2001 Fiscal Year Annual Research Report
蛍光物質を用いた微小癌転移巣の検出-特にリンパ節と腹膜播種検出への応用-
Project/Area Number |
12671220
|
Research Institution | Nagoya University |
Principal Investigator |
笠井 保志 名古屋大学, 大学院・医学研究科, 助手 (10273244)
|
Co-Investigator(Kenkyū-buntansha) |
中尾 昭公 名古屋大学, 大学院・医学研究科, 教授 (70167542)
伊藤 勝基 名古屋大学, 大学院・医学研究科, 講師 (90184647)
秋山 清次 名古屋大学, 大学院・医学研究科, 助教授 (40202551)

■ ■ ■

- **課題**:
1. 原文のうち、「2001 Fiscal Year」から「大学院・医学研究科, 助教授 (40202551)」までを、その語句も含めて一字一句そのまま書き写せ。
2. 原文について、次の問いに答えよ。
(a) 研究機関はどこか。
(b) 研究代表者の職名は何か。
(c) 研究分担者のうち教授は誰か。

(データセット項目)
■ ■ ■

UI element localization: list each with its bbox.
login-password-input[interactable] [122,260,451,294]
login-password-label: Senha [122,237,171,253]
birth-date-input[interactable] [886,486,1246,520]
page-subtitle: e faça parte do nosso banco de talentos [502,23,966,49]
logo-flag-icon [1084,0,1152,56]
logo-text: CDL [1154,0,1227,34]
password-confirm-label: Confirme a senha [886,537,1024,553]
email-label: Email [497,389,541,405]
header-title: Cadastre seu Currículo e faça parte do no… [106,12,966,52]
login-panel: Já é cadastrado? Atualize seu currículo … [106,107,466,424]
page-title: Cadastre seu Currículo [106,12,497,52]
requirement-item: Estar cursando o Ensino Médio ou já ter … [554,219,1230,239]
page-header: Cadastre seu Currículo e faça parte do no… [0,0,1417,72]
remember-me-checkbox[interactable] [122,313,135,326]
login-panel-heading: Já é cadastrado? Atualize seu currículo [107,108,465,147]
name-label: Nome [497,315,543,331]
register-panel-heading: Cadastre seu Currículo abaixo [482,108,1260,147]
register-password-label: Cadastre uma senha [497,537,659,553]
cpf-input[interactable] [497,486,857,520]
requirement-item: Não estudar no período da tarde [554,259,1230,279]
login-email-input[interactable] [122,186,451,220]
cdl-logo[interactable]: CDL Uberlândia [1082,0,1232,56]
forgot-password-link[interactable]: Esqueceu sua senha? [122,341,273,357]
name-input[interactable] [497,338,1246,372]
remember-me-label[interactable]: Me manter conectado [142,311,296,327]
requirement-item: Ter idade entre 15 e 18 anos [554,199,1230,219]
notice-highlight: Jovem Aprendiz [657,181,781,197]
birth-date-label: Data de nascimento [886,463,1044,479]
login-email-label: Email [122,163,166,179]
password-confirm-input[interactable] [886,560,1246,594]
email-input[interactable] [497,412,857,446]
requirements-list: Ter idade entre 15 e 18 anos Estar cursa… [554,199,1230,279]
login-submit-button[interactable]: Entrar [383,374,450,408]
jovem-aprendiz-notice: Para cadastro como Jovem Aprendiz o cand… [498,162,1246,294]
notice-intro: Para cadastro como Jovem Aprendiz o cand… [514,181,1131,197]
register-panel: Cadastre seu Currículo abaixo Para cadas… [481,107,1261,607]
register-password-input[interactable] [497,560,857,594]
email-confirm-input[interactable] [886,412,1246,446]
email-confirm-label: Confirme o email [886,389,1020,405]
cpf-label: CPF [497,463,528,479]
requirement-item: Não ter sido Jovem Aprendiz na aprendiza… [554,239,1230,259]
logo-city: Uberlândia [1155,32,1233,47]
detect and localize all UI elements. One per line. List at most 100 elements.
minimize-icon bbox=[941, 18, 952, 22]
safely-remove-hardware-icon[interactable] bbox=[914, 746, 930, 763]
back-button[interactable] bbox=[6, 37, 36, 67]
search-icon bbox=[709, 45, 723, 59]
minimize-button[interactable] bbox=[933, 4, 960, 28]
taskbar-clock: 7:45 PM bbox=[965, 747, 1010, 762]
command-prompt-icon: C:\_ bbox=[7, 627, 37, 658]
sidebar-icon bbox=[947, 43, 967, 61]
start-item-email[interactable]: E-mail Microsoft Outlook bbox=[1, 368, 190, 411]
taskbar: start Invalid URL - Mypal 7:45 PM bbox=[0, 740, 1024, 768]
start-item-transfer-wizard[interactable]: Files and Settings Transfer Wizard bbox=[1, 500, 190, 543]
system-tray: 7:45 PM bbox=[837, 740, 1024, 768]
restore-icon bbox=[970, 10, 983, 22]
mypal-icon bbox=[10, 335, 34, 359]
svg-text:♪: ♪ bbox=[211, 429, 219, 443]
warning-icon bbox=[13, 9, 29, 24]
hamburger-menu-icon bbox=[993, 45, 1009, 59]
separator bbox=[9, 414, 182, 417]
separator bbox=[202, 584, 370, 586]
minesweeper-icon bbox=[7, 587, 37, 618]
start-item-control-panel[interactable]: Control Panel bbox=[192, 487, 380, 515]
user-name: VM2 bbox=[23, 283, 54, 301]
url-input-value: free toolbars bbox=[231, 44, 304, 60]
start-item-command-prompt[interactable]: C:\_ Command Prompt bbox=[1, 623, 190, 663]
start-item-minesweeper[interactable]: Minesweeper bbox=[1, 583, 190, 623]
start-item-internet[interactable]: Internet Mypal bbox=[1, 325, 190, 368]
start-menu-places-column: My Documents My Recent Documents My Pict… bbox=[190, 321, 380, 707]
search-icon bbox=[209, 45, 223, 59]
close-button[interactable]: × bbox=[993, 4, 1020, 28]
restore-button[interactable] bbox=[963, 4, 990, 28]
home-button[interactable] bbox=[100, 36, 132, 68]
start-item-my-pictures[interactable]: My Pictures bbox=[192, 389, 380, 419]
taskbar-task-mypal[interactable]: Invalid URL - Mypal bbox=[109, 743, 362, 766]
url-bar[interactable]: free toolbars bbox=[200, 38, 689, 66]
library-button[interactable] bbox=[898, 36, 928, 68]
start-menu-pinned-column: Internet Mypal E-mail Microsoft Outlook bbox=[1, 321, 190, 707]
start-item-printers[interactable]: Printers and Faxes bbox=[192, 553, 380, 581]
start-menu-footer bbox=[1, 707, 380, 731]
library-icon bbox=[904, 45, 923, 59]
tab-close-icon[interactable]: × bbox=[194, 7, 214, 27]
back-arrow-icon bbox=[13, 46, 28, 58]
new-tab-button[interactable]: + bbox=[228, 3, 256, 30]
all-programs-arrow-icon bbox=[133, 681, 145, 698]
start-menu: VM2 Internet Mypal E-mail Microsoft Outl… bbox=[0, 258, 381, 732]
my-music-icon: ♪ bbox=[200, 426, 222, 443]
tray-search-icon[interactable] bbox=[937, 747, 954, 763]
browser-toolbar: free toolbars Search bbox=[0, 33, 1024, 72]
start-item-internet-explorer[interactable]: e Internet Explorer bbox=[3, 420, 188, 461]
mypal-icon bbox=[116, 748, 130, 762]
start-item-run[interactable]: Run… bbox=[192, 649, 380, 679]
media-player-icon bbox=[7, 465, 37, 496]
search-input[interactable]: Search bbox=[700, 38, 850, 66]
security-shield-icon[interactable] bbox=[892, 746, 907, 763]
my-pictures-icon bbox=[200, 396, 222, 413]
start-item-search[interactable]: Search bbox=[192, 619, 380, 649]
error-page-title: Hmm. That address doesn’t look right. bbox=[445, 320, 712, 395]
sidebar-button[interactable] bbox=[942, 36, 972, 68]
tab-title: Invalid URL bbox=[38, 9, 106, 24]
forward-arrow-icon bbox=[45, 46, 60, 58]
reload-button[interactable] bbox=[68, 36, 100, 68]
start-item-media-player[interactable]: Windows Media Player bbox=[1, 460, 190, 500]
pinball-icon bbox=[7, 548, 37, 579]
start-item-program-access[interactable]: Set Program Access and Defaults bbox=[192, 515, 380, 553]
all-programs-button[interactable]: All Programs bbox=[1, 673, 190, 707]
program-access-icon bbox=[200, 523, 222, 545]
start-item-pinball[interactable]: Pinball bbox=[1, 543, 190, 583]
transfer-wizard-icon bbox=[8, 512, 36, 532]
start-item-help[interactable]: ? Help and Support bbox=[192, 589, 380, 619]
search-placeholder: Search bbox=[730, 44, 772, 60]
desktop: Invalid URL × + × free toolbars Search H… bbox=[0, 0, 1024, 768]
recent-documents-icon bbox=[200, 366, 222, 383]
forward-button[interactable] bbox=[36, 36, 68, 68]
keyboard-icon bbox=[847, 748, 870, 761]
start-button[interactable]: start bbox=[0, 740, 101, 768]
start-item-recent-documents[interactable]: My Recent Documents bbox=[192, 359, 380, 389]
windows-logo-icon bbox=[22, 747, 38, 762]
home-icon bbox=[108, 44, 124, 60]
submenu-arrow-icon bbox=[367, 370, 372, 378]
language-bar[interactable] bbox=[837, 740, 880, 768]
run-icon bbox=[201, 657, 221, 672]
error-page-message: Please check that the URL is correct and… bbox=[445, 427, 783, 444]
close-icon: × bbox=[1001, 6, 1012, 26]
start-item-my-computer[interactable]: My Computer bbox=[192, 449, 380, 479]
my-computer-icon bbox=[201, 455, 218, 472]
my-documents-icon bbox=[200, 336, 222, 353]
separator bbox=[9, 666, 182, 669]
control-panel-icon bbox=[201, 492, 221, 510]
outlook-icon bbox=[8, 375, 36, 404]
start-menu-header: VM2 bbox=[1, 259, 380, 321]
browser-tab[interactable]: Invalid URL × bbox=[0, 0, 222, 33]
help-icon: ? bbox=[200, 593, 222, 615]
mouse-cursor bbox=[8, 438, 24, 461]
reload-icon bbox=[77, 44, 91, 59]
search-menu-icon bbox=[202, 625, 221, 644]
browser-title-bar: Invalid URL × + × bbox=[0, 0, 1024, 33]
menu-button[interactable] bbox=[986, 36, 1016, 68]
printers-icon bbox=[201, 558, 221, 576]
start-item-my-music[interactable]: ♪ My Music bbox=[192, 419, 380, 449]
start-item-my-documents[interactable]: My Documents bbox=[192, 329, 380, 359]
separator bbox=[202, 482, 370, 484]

■ ■ ■

- **解答**:
1.
2001 Fiscal Year Annual Research Report
蛍光物質を用いた微小癌転移巣の検出-特にリンパ節と腹膜播種検出への応用-
Project/Area Number |
12671220
|
Research Institution | Nagoya University |
Principal Investigator |
笠井 保志 名古屋大学, 大学院・医学研究科, 助手 (10273244)
|
Co-Investigator(Kenkyū-buntansha) |
中尾 昭公 名古屋大学, 大学院・医学研究科, 教授 (70167542)
伊藤 勝基 名古屋大学, 大学院・医学研究科, 講師 (90184647)
秋山 清次 名古屋大学, 大学院・医学研究科, 助教授 (40202551)

2.
(a) Nagoya University（名古屋大学）
(b) 助手
(c) 中尾 昭公